- Aim of the task -
In the records that follow, find each line with "scrollbar" and pull it out.
(Input material Opens)
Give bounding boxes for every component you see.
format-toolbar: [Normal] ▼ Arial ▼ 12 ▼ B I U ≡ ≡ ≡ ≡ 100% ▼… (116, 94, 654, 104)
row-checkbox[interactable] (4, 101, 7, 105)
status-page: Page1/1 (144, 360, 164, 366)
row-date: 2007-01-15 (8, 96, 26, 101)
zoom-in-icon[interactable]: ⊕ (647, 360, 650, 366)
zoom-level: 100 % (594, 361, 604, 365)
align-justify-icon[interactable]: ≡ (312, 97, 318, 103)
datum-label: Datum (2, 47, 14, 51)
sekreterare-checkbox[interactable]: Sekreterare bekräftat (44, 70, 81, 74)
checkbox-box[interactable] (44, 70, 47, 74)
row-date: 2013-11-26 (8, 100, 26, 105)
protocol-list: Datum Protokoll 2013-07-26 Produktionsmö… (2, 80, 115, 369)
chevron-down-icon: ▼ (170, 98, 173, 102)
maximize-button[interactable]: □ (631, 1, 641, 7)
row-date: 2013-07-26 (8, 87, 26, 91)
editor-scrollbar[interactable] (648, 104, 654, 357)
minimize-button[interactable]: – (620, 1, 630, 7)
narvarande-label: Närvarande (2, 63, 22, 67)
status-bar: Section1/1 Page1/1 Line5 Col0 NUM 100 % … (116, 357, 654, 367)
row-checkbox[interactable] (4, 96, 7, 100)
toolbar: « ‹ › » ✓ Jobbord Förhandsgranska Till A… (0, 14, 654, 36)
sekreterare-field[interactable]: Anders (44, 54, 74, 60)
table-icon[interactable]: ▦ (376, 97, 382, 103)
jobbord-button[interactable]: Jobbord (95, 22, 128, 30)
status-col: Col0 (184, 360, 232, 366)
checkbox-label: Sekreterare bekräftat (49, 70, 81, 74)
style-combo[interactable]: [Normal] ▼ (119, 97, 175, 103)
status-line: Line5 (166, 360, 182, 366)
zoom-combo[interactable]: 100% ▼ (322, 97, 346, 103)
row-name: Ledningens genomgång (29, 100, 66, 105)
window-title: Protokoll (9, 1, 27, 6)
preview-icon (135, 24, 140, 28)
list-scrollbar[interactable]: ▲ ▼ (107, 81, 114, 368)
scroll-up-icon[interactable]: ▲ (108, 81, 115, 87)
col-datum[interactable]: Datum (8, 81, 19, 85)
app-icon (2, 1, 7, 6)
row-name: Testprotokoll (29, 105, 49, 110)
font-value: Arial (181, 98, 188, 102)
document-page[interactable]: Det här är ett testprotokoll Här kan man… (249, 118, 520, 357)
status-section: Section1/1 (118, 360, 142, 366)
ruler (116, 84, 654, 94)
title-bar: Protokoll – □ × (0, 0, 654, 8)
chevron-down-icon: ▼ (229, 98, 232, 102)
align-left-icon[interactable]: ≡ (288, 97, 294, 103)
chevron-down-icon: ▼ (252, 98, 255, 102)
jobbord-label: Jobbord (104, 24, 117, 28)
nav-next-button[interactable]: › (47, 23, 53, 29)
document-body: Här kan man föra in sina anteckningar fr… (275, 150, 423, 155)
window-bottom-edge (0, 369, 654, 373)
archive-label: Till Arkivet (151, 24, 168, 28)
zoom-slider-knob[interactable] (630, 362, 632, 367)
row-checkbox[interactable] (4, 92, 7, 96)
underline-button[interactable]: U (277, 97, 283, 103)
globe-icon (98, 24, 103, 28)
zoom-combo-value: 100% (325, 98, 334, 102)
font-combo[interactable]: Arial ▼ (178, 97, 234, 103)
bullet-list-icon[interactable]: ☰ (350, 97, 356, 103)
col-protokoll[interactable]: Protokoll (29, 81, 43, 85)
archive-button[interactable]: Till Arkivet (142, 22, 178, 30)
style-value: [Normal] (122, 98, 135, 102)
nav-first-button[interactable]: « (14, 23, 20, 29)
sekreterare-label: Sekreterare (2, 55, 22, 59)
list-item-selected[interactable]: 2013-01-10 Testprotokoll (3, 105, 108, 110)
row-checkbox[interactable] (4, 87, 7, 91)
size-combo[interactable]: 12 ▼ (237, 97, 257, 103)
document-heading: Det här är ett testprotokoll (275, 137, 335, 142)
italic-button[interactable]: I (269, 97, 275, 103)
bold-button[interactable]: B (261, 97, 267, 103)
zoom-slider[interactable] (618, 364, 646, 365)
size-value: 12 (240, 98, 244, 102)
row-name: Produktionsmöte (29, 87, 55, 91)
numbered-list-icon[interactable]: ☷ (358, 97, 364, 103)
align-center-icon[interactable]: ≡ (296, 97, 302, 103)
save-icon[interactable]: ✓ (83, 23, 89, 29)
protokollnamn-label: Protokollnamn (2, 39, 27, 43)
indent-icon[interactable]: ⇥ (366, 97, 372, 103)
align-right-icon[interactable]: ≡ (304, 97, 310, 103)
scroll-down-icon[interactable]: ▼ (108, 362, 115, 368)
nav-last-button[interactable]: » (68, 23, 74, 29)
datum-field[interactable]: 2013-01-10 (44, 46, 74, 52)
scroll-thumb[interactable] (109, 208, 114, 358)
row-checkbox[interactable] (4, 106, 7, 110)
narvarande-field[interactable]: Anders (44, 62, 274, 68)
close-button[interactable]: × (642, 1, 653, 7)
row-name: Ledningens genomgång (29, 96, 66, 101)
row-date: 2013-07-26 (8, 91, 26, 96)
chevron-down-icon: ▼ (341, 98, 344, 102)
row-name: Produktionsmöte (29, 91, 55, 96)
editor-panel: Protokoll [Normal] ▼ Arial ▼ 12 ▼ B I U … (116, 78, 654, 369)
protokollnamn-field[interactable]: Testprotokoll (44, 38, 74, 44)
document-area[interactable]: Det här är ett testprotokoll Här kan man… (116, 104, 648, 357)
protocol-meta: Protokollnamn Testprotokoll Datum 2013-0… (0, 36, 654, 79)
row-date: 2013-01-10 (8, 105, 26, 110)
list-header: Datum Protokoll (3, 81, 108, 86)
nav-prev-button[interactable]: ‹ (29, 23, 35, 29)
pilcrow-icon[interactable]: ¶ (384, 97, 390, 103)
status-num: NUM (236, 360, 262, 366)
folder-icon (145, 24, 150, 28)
(Input material Closes)
- Written solution -
editor-scrollbar[interactable] (648, 104, 654, 357)
list-scrollbar[interactable]: ▲ ▼ (107, 81, 114, 368)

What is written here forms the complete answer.